▶ _REQUIRED WORK_:
Please print every record below exactly as it appears.

▶ _PROVIDED ENTRIES_:
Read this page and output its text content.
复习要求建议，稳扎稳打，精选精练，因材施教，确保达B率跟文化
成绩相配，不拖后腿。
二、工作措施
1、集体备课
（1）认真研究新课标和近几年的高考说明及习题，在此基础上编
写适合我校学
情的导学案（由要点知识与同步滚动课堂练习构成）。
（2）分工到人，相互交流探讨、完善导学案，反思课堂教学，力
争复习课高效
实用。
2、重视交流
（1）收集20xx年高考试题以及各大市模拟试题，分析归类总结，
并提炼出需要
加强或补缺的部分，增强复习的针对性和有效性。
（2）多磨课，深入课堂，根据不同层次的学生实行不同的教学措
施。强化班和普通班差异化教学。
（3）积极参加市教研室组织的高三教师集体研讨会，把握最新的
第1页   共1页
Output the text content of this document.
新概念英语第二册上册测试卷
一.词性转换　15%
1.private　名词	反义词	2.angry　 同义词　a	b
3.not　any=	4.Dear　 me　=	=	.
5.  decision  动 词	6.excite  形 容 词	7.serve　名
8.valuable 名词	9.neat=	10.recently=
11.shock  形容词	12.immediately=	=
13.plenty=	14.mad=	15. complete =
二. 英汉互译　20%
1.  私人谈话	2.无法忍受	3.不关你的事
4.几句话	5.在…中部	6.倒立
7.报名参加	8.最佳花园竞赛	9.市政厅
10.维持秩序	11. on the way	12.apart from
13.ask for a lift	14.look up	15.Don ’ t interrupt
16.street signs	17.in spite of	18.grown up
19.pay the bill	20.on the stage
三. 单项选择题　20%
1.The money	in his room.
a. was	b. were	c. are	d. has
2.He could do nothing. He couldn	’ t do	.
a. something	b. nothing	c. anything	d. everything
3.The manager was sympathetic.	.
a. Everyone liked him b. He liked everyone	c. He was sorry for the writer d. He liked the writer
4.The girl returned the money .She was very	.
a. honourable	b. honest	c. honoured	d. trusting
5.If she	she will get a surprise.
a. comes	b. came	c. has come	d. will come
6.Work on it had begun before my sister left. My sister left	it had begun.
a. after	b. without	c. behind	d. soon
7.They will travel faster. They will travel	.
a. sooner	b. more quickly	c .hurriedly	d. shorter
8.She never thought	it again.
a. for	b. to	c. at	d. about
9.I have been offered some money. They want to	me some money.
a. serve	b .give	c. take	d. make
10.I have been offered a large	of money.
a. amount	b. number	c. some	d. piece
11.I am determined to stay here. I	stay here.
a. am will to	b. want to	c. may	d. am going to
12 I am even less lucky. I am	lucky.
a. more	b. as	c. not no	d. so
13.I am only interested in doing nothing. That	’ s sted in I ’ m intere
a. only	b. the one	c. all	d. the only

▶ _COMPLETE RESPONSE_:
Read this page and output its text content.
复习要求建议，稳扎稳打，精选精练，因材施教，确保达B率跟文化
成绩相配，不拖后腿。
二、工作措施
1、集体备课
（1）认真研究新课标和近几年的高考说明及习题，在此基础上编
写适合我校学
情的导学案（由要点知识与同步滚动课堂练习构成）。
（2）分工到人，相互交流探讨、完善导学案，反思课堂教学，力
争复习课高效
实用。
2、重视交流
（1）收集20xx年高考试题以及各大市模拟试题，分析归类总结，
并提炼出需要
加强或补缺的部分，增强复习的针对性和有效性。
（2）多磨课，深入课堂，根据不同层次的学生实行不同的教学措
施。强化班和普通班差异化教学。
（3）积极参加市教研室组织的高三教师集体研讨会，把握最新的
第1页   共1页
Output the text content of this document.
新概念英语第二册上册测试卷
一.词性转换　15%
1.private　名词	反义词	2.angry　 同义词　a	b
3.not　any=	4.Dear　 me　=	=	.
5.  decision  动 词	6.excite  形 容 词	7.serve　名
8.valuable 名词	9.neat=	10.recently=
11.shock  形容词	12.immediately=	=
13.plenty=	14.mad=	15. complete =
二. 英汉互译　20%
1.  私人谈话	2.无法忍受	3.不关你的事
4.几句话	5.在…中部	6.倒立
7.报名参加	8.最佳花园竞赛	9.市政厅
10.维持秩序	11. on the way	12.apart from
13.ask for a lift	14.look up	15.Don ’ t interrupt
16.street signs	17.in spite of	18.grown up
19.pay the bill	20.on the stage
三. 单项选择题　20%
1.The money	in his room.
a. was	b. were	c. are	d. has
2.He could do nothing. He couldn	’ t do	.
a. something	b. nothing	c. anything	d. everything
3.The manager was sympathetic.	.
a. Everyone liked him b. He liked everyone	c. He was sorry for the writer d. He liked the writer
4.The girl returned the money .She was very	.
a. honourable	b. honest	c. honoured	d. trusting
5.If she	she will get a surprise.
a. comes	b. came	c. has come	d. will come
6.Work on it had begun before my sister left. My sister left	it had begun.
a. after	b. without	c. behind	d. soon
7.They will travel faster. They will travel	.
a. sooner	b. more quickly	c .hurriedly	d. shorter
8.She never thought	it again.
a. for	b. to	c. at	d. about
9.I have been offered some money. They want to	me some money.
a. serve	b .give	c. take	d. make
10.I have been offered a large	of money.
a. amount	b. number	c. some	d. piece
11.I am determined to stay here. I	stay here.
a. am will to	b. want to	c. may	d. am going to
12 I am even less lucky. I am	lucky.
a. more	b. as	c. not no	d. so
13.I am only interested in doing nothing. That	’ s sted in I ’ m intere
a. only	b. the one	c. all	d. the only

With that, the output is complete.